EXERCISE DETAILS: If a line below contains the word "titlebar", count it. Please give the total and nothing else.

== DATA SHOWN ==

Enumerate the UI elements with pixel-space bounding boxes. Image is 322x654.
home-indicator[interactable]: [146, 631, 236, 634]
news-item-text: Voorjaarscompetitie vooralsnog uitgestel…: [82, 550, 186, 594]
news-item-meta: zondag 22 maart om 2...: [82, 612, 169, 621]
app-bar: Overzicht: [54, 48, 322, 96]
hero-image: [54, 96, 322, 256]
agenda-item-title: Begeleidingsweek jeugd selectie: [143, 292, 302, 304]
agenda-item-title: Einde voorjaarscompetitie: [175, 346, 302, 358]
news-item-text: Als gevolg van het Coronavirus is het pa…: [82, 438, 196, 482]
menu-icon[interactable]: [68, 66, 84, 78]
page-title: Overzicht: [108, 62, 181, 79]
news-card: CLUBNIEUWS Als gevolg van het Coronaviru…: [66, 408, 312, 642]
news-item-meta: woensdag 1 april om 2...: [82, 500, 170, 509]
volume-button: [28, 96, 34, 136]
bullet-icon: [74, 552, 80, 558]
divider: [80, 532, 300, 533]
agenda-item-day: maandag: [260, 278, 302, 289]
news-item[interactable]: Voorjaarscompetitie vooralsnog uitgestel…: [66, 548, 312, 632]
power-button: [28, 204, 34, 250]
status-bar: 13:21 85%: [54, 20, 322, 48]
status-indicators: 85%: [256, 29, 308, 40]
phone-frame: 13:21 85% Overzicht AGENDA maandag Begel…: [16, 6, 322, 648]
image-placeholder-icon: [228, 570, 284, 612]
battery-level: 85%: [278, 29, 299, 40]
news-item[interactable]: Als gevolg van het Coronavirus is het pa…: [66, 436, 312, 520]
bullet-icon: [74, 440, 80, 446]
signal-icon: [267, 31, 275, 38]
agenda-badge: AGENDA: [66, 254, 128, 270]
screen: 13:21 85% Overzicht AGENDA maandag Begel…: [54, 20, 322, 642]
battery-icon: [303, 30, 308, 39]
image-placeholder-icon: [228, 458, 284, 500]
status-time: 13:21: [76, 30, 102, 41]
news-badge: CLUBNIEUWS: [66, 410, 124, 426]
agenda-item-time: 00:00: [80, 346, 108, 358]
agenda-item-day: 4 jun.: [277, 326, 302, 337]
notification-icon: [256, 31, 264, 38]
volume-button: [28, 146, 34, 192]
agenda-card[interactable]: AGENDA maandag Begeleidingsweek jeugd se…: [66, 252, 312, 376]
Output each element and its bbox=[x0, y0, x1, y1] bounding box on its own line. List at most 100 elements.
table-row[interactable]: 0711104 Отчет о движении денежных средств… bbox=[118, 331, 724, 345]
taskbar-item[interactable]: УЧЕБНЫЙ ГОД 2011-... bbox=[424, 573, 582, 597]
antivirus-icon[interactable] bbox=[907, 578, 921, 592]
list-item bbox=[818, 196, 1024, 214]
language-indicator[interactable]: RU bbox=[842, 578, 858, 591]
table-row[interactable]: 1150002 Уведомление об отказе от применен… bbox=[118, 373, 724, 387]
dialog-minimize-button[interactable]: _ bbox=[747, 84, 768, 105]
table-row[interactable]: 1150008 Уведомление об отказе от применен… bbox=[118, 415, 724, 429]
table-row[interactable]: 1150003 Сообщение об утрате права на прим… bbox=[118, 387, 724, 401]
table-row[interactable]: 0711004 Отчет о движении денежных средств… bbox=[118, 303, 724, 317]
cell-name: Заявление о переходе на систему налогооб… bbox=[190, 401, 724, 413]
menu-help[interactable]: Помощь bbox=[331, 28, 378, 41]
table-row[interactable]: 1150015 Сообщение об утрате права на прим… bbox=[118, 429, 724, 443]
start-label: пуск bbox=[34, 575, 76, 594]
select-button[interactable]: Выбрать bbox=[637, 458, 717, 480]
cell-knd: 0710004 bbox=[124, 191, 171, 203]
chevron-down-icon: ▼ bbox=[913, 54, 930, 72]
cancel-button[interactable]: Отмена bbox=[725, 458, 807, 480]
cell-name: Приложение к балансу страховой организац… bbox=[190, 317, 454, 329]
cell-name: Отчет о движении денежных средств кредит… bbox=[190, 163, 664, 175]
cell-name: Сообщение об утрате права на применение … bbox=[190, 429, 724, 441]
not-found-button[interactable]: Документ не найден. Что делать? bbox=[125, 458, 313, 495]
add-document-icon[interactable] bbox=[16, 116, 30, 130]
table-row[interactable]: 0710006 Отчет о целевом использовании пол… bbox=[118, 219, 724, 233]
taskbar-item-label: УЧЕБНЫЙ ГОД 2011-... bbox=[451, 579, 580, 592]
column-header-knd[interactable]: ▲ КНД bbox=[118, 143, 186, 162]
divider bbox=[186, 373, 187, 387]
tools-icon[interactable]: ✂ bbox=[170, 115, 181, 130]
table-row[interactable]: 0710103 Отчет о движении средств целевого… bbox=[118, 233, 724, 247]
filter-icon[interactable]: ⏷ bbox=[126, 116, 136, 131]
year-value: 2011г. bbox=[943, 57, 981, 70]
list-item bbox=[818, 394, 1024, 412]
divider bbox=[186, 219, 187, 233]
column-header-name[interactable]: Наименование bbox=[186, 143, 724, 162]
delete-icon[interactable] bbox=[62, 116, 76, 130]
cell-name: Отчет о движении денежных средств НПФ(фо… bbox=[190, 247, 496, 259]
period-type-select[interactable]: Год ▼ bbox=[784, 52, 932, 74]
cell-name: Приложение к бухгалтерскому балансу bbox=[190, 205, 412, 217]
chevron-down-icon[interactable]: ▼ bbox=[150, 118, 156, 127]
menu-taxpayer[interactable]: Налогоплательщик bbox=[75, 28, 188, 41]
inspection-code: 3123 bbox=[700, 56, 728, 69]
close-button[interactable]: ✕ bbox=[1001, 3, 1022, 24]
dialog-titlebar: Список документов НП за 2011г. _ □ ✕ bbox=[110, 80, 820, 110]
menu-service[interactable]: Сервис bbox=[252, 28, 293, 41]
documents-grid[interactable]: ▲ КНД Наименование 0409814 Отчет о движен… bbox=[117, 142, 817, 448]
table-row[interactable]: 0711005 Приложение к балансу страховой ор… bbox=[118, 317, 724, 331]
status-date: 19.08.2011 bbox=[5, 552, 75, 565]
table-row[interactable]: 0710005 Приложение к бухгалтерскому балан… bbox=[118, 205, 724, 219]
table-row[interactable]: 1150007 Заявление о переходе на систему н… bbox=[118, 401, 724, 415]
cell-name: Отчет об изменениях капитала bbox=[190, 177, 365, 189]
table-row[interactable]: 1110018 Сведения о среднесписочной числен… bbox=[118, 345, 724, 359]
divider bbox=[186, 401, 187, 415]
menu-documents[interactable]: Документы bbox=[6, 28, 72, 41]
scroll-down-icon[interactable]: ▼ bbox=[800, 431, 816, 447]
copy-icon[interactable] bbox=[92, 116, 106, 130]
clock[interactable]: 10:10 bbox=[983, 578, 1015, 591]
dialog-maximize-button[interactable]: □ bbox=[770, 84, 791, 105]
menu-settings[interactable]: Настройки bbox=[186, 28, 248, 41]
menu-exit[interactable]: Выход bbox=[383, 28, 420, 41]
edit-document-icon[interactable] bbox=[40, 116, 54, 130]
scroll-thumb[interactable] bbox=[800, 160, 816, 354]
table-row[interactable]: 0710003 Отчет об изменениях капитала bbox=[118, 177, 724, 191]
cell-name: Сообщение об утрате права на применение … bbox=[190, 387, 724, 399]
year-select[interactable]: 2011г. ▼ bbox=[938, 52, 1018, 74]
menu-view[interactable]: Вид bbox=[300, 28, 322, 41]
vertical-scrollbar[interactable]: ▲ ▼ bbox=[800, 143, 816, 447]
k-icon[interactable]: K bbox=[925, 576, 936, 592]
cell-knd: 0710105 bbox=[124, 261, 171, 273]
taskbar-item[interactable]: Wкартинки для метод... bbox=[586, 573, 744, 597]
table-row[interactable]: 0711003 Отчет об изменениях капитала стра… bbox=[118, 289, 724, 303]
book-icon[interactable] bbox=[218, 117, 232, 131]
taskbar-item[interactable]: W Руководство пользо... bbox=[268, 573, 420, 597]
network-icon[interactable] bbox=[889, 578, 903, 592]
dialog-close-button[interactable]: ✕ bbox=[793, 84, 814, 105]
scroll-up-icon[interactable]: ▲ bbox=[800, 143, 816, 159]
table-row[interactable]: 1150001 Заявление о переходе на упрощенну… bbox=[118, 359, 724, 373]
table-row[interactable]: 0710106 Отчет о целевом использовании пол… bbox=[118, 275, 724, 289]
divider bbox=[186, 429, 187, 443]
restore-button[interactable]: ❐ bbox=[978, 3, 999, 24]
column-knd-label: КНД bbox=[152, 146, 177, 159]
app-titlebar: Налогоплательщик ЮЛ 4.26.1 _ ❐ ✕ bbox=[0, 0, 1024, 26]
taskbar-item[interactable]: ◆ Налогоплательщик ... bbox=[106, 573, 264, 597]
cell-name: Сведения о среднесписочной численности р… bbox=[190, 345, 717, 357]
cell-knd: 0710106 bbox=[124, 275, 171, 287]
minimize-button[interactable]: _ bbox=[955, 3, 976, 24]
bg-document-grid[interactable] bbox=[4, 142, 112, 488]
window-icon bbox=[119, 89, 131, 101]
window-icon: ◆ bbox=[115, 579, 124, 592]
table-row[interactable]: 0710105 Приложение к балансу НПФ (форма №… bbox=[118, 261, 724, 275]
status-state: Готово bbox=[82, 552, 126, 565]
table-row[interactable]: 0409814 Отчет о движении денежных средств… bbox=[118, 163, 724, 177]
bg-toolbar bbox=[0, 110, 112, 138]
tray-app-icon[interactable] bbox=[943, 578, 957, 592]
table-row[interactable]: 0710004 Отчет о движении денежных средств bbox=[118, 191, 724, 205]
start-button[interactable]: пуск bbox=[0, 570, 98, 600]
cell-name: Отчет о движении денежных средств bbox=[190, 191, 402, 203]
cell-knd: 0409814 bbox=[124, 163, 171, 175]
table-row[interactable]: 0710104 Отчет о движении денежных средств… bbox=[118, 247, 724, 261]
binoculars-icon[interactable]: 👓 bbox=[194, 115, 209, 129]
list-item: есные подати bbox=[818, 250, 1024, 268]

===

RESULT FOR THIS EXERCISE: 2